Extracts from a graphics dataset:

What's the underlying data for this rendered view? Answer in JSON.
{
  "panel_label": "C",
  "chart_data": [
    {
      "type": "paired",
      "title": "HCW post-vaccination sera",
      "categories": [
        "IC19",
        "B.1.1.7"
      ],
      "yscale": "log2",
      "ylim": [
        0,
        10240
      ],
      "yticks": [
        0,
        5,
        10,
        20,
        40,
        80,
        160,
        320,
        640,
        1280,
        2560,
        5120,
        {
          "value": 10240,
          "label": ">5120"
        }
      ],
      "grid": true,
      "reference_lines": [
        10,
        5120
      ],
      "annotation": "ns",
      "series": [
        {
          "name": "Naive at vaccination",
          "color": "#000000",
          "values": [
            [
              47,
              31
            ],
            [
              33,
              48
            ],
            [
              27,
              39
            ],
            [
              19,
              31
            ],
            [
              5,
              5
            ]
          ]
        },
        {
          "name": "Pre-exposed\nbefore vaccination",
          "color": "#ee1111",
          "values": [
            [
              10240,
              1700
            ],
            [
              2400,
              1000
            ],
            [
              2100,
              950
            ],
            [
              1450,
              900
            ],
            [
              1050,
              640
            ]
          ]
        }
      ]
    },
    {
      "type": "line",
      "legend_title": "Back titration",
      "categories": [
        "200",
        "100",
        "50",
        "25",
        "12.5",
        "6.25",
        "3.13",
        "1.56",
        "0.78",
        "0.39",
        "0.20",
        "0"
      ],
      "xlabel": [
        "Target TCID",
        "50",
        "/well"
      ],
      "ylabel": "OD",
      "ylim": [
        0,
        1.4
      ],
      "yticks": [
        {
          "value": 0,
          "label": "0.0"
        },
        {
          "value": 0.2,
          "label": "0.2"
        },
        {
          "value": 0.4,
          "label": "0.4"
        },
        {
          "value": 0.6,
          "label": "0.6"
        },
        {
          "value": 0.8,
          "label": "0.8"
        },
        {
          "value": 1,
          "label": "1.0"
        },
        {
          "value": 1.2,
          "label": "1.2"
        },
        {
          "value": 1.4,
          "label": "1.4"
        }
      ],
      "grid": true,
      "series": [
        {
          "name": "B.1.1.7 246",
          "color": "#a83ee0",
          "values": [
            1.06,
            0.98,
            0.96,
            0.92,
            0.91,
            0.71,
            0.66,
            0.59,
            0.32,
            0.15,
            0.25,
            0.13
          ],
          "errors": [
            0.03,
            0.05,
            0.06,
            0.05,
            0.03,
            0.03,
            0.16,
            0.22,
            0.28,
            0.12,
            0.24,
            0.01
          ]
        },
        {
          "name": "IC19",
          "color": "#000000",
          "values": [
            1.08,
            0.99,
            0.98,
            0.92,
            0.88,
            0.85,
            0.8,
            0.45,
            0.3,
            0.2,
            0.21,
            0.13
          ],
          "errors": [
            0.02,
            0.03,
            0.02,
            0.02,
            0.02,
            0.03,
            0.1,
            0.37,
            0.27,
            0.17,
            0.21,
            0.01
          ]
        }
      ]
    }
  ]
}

■ Required work ■
Report how many lines include the word "name". Give nothing but the number.

■ Answer in full ■
4